## start Data in this exercise

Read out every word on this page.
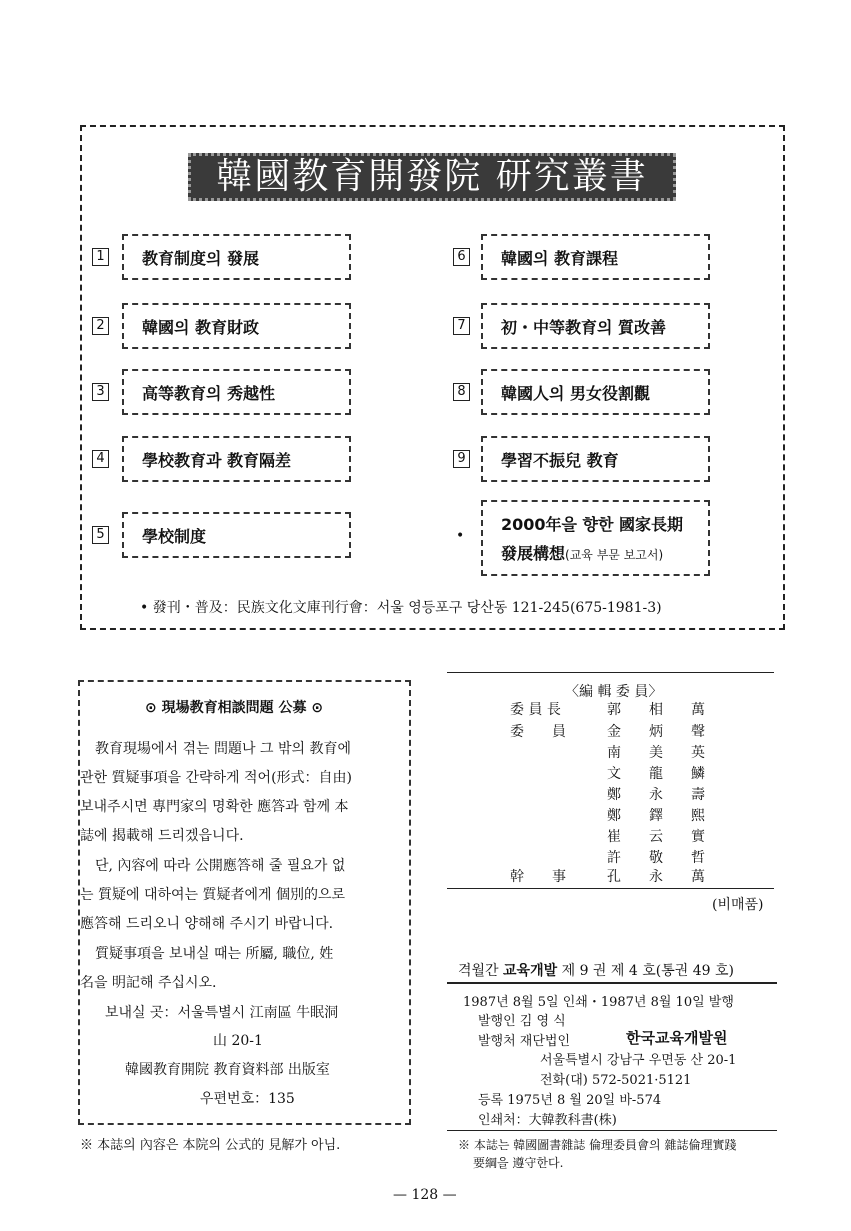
韓國教育開發院 研究叢書
1 教育制度의 發展
2 韓國의 教育財政
3 高等教育의 秀越性
4 學校教育과 教育隔差
5 學校制度
6 韓國의 教育課程
7 初・中等教育의 質改善
8 韓國人의 男女役割觀
9 學習不振兒 教育
•
2000年을 향한 國家長期
發展構想(교육 부문 보고서)
• 發刊・普及：民族文化文庫刊行會：서울 영등포구 당산동 121-245(675-1981-3)
⊙ 現場教育相談問題 公募 ⊙
教育現場에서 겪는 問題나 그 밖의 教育에
관한 質疑事項을 간략하게 적어(形式：自由)
보내주시면 專門家의 명확한 應答과 함께 本
誌에 揭載해 드리겠읍니다.
단, 內容에 따라 公開應答해 줄 필요가 없
는 質疑에 대하여는 質疑者에게 個別的으로
應答해 드리오니 양해해 주시기 바랍니다.
質疑事項을 보내실 때는 所屬, 職位, 姓
名을 明記해 주십시오.
보내실 곳：서울특별시 江南區 牛眠洞
山 20-1
韓國教育開院 教育資料部 出版室
우편번호：135
※ 本誌의 內容은 本院의 公式的 見解가 아님.
〈編 輯 委 員〉
委 員 長	郭　　相　　萬
委　　員	金　　炳　　聲
南　　美　　英
文　　龍　　鱗
鄭　　永　　壽
鄭　　鐸　　熙
崔　　云　　實
許　　敬　　哲
幹　　事	孔　　永　　萬
(비매품)
격월간 교육개발 제 9 권 제 4 호(통권 49 호)
1987년 8월 5일 인쇄・1987년 8월 10일 발행
발행인 김 영 식
발행처 재단법인	한국교육개발원
서울특별시 강남구 우면동 산 20-1
전화(대) 572-5021·5121
등록 1975년 8 월 20일 바-574
인쇄처：大韓教科書(株)
※ 本誌는 韓國圖書雜誌 倫理委員會의 雜誌倫理實踐
要綱을 遵守한다.
— 128 —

## end Data in this exercise

- Set exercise
Using the material above, work out how many lines contain the string "質疑事項을". Give that number alone.

- Exercise response
2